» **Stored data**
::::::::
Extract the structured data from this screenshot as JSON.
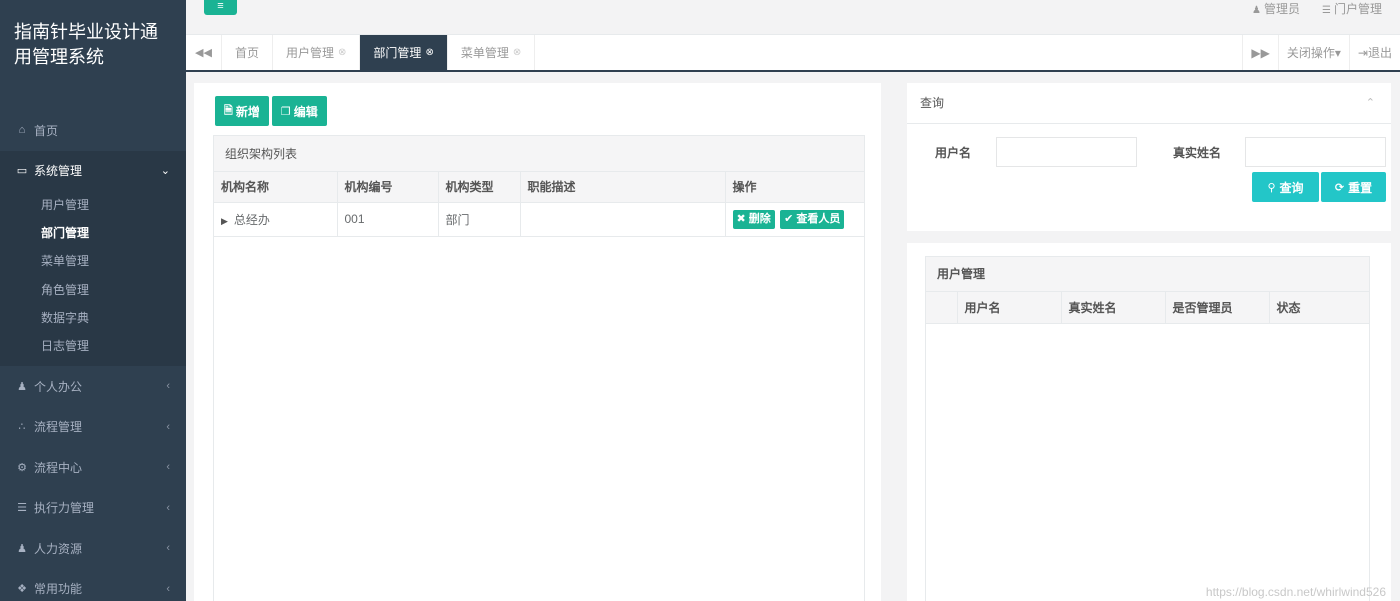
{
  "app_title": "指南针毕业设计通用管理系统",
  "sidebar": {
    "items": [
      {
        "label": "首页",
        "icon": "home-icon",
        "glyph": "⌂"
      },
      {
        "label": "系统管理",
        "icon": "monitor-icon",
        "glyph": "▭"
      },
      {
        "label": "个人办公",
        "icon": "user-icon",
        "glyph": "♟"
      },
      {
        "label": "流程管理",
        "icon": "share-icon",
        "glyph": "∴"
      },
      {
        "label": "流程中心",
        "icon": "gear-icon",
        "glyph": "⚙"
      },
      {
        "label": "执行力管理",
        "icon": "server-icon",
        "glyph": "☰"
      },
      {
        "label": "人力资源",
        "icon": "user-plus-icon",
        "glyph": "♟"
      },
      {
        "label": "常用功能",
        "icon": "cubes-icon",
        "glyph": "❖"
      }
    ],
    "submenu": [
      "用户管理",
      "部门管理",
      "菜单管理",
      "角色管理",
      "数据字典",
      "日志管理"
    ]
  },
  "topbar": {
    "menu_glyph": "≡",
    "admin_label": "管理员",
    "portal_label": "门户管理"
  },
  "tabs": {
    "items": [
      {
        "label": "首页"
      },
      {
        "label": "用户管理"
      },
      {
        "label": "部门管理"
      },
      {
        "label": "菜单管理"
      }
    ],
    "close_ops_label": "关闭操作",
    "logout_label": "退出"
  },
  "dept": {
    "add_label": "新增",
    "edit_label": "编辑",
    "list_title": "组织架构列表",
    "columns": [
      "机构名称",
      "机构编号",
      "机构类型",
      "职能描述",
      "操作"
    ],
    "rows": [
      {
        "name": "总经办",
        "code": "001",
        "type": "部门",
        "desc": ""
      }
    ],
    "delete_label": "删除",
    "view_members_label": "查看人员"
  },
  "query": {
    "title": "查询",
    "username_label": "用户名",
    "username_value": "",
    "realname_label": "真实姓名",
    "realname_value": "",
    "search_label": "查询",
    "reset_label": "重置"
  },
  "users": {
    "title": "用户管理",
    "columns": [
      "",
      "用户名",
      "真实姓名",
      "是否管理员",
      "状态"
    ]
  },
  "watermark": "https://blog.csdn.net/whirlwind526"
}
::::::::
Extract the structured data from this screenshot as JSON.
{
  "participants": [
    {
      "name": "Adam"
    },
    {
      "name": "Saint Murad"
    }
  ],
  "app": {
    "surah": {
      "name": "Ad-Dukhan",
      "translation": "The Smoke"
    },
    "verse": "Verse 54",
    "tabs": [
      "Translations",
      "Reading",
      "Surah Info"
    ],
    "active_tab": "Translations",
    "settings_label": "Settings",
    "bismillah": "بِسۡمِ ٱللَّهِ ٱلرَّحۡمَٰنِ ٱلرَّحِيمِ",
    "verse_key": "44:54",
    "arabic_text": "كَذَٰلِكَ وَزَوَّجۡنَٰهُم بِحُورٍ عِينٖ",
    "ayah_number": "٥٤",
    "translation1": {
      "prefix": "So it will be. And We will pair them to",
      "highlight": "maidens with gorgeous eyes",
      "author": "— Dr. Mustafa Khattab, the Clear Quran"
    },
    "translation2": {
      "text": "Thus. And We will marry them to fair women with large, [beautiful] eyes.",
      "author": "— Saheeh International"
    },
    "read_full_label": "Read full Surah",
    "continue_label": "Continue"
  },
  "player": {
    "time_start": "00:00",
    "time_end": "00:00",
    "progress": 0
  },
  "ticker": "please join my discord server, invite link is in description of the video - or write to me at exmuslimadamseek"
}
::::::::
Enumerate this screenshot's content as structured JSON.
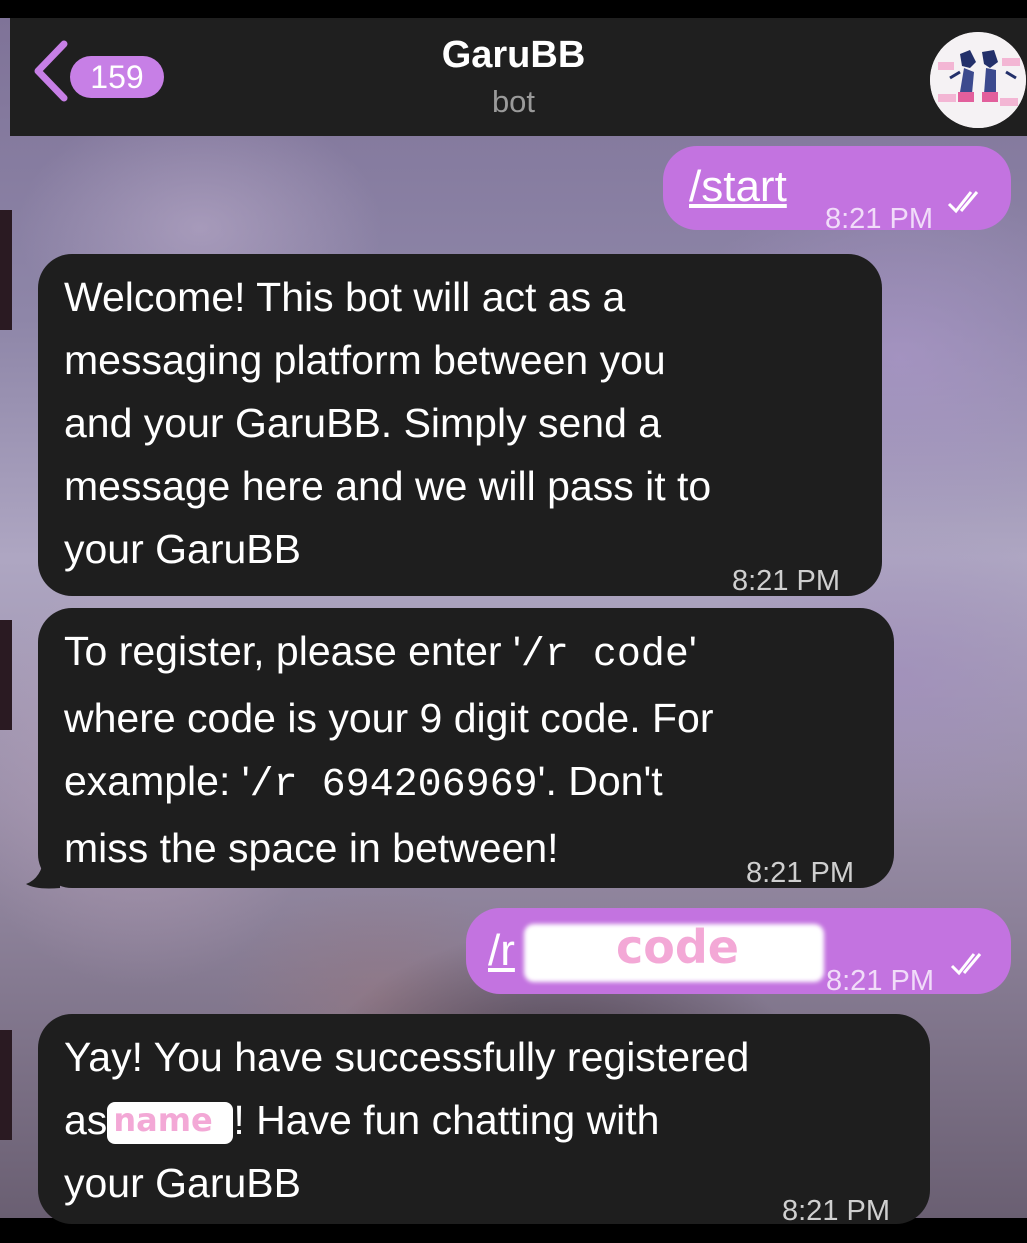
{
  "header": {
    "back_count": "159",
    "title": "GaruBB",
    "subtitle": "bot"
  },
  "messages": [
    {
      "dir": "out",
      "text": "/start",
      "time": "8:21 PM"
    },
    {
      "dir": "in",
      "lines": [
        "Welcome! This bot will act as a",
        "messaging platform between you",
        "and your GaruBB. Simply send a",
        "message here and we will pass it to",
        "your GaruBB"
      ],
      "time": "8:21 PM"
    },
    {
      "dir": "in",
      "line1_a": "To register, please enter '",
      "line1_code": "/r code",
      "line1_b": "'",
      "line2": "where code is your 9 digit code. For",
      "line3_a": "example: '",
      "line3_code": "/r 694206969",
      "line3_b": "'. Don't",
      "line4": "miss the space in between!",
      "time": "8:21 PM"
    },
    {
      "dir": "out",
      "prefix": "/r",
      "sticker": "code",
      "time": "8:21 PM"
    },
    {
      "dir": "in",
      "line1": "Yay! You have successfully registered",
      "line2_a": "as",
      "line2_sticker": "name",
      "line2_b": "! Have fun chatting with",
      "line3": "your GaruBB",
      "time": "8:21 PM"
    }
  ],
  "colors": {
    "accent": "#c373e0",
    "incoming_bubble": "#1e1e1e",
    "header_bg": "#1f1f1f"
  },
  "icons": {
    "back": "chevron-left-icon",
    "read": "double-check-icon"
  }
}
::::::::
» **Exercise requirements**
Of the lines above, how many contain the word "GaruBB"? Provide the number and nothing else.

» **Result of this task**
4